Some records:

>> Begin

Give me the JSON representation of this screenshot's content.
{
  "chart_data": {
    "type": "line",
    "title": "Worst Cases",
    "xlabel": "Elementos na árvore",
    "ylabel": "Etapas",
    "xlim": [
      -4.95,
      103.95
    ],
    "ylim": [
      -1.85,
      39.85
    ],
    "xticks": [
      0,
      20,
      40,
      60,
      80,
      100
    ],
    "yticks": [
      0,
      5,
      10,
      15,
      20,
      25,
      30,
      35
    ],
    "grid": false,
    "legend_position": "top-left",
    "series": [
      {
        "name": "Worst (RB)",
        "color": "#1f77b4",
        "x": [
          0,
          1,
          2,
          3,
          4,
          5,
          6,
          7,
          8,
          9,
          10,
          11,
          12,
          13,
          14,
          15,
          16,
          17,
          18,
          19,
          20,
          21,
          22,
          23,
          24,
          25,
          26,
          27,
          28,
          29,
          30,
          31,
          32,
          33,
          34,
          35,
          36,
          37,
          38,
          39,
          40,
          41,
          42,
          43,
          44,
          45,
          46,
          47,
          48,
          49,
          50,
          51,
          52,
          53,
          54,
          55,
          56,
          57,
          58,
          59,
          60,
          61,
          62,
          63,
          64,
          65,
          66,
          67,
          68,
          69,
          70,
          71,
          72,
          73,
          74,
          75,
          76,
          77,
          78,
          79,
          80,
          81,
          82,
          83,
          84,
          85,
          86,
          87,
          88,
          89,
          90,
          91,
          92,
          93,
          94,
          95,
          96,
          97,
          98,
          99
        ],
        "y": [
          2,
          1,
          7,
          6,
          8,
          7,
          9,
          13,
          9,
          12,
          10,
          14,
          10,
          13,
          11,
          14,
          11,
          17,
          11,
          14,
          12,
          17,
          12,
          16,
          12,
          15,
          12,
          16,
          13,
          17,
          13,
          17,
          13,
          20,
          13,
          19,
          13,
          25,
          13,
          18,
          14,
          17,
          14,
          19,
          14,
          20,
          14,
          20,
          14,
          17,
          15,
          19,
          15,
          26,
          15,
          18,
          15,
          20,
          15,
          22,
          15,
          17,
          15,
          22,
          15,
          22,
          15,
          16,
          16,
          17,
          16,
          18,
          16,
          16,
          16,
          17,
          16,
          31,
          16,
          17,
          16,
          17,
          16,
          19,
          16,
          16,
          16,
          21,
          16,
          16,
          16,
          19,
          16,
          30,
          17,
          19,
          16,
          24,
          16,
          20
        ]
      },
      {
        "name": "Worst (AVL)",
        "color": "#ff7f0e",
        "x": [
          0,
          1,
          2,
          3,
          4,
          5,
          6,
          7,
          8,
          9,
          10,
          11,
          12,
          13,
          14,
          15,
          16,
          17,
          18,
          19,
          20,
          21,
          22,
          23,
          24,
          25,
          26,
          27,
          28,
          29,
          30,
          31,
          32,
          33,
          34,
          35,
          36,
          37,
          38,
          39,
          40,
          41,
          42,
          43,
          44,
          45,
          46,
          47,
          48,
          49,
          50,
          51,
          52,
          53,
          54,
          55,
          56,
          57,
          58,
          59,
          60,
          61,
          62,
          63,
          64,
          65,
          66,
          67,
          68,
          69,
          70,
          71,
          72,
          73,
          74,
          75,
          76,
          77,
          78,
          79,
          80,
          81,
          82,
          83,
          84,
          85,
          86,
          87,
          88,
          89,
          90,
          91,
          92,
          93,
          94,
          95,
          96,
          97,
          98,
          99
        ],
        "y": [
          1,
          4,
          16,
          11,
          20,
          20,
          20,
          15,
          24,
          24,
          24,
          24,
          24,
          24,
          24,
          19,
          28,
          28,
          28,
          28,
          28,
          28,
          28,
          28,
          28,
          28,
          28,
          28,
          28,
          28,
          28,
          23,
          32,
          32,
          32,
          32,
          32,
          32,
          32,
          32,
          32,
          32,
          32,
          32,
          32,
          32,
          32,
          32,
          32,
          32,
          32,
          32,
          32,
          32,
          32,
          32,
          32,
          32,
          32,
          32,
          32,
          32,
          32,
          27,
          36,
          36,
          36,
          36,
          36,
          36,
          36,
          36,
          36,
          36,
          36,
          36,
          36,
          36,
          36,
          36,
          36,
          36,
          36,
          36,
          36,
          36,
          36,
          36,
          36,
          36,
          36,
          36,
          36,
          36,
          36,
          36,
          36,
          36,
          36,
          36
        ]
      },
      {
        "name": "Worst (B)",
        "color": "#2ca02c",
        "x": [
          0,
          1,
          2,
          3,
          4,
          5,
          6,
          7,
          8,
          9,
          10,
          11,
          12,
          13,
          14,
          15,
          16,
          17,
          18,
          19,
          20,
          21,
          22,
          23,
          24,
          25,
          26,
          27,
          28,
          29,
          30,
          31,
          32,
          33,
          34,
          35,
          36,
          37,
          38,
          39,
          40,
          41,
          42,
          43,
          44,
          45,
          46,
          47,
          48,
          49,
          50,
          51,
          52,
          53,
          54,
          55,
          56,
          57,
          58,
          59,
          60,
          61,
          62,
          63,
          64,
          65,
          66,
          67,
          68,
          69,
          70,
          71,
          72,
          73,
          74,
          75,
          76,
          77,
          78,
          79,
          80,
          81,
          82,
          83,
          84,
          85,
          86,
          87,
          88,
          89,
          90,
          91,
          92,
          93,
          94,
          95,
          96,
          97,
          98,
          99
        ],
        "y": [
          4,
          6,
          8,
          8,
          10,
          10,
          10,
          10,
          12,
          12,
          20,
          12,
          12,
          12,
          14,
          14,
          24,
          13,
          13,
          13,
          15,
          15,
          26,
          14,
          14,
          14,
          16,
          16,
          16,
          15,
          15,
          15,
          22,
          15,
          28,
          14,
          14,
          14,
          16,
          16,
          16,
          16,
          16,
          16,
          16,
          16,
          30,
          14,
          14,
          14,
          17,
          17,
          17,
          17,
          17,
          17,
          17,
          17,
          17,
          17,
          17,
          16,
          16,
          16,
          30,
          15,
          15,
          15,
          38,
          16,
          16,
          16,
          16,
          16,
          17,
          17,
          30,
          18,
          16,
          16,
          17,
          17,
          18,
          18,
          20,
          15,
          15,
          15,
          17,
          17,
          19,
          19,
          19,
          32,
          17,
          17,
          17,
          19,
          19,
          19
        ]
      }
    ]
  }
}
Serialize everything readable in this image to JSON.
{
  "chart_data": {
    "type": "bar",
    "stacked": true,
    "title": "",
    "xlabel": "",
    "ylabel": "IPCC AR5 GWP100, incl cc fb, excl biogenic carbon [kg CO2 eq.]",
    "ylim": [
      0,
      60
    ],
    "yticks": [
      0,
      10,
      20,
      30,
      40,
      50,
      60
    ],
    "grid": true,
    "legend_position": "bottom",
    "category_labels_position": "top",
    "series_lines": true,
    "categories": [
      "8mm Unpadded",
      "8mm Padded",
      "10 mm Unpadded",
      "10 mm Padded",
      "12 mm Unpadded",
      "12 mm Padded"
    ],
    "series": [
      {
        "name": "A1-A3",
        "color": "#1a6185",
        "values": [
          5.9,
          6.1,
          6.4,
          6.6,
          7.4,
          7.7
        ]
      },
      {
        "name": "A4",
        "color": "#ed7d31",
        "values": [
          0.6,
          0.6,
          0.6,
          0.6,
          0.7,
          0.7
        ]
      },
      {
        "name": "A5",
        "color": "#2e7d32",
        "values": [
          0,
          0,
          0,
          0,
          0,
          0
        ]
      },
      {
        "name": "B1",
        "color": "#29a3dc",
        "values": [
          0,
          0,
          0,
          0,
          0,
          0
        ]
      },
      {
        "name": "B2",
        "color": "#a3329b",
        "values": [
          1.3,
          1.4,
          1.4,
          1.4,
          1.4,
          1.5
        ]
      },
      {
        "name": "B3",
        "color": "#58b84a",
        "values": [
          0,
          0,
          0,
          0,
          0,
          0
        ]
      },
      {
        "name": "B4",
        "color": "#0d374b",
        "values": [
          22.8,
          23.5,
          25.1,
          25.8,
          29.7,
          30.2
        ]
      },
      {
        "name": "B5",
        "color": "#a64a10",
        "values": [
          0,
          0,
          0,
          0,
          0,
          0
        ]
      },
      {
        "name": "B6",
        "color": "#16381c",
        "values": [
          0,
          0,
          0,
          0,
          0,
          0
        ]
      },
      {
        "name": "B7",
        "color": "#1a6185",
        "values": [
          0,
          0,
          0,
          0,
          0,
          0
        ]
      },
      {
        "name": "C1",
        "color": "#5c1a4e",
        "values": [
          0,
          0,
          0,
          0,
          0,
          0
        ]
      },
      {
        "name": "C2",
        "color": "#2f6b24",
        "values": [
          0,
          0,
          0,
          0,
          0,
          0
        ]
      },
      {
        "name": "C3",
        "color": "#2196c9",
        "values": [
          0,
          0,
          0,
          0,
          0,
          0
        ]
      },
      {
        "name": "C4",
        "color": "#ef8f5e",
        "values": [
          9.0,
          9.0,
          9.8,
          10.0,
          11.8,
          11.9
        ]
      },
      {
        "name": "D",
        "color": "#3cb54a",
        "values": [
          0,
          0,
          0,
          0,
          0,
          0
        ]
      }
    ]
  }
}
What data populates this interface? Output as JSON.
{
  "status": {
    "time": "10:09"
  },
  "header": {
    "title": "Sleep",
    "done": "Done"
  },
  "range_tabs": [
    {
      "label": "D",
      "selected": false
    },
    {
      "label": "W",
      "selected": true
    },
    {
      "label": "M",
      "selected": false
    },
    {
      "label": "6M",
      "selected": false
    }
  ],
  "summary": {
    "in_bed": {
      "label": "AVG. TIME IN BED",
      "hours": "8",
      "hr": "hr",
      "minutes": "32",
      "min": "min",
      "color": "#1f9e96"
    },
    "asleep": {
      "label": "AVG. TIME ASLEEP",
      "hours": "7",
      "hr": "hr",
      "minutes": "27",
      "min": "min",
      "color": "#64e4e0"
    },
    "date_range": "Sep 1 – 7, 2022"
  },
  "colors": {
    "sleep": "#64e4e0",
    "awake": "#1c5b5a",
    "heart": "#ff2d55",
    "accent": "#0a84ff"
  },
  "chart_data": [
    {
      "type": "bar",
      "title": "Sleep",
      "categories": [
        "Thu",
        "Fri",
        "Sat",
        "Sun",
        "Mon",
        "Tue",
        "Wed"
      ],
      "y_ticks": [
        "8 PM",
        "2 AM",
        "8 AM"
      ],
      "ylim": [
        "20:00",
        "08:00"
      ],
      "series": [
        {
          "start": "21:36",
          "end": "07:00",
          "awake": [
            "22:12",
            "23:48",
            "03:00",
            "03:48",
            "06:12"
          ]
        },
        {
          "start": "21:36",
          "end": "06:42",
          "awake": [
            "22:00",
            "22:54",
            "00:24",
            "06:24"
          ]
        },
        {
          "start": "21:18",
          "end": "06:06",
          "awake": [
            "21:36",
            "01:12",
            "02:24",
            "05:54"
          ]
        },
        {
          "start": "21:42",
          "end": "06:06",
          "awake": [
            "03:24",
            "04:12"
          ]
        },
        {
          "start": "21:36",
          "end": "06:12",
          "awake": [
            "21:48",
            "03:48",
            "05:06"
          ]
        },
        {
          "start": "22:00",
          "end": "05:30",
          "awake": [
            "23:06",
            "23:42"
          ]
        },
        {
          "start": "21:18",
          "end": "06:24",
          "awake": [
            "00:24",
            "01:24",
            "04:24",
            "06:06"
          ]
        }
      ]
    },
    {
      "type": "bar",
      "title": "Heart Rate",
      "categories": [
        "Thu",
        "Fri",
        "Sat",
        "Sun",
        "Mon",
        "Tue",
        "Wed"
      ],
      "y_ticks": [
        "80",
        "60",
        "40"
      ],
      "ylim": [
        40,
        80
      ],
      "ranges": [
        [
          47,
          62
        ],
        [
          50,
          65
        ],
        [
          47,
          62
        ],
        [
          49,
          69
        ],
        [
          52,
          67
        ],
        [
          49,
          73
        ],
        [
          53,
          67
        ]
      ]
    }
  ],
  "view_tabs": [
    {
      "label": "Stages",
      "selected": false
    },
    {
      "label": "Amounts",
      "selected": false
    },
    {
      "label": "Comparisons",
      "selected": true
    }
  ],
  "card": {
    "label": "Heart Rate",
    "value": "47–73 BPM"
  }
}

>> End

What is expected.
Select every line of the material above holding the word "JSON" and copy it.

Solution to the exercise.
Give me the JSON representation of this screenshot's content.
Serialize everything readable in this image to JSON.
What data populates this interface? Output as JSON.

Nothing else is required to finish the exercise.